* _TASK DESCRIPTION_: Return, from the listing below, every line that includes "ylabel".

===== SUPPLIED RECORDS =====

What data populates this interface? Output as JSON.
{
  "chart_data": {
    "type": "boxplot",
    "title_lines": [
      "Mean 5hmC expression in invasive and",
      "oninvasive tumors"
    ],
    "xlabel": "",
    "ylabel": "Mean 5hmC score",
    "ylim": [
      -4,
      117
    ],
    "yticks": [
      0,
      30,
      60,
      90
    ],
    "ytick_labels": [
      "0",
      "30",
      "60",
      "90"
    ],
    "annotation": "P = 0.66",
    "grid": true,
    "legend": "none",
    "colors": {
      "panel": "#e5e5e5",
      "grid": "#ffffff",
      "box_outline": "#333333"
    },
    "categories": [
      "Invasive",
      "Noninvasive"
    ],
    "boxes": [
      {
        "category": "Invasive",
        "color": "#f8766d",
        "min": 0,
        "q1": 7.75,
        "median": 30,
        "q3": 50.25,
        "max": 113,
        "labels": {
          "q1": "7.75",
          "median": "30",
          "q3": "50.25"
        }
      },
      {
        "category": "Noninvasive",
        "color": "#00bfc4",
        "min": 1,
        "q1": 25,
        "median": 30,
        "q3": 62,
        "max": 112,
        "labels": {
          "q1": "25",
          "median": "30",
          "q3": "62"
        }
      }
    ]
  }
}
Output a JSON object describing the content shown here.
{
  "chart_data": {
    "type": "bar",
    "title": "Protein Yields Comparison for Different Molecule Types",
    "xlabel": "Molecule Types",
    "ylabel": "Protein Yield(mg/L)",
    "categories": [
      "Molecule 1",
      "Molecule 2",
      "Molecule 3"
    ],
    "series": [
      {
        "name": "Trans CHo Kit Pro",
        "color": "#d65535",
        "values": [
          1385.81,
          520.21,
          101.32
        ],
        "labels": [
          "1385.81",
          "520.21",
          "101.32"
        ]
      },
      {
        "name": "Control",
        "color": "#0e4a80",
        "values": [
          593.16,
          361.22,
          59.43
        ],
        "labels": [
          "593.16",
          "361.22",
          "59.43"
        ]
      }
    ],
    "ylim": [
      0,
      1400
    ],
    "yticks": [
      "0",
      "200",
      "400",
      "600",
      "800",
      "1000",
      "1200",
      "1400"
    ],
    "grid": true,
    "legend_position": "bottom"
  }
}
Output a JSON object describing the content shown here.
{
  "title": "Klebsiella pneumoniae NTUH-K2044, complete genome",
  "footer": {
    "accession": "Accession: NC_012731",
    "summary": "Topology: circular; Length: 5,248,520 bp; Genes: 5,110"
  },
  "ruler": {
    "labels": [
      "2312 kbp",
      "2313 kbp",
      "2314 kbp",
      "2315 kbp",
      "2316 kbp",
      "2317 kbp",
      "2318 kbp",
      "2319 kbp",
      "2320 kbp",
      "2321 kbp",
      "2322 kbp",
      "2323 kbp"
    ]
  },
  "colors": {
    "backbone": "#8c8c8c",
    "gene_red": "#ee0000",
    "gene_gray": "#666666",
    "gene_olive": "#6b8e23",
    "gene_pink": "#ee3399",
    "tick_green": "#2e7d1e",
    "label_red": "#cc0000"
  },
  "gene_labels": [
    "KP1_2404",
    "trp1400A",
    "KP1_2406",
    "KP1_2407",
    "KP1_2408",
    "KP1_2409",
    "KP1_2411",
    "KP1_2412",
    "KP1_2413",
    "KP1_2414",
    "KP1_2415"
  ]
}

=====

* _EXERCISE RESULT_:
    "ylabel": "Mean 5hmC score",
    "ylabel": "Protein Yield(mg/L)",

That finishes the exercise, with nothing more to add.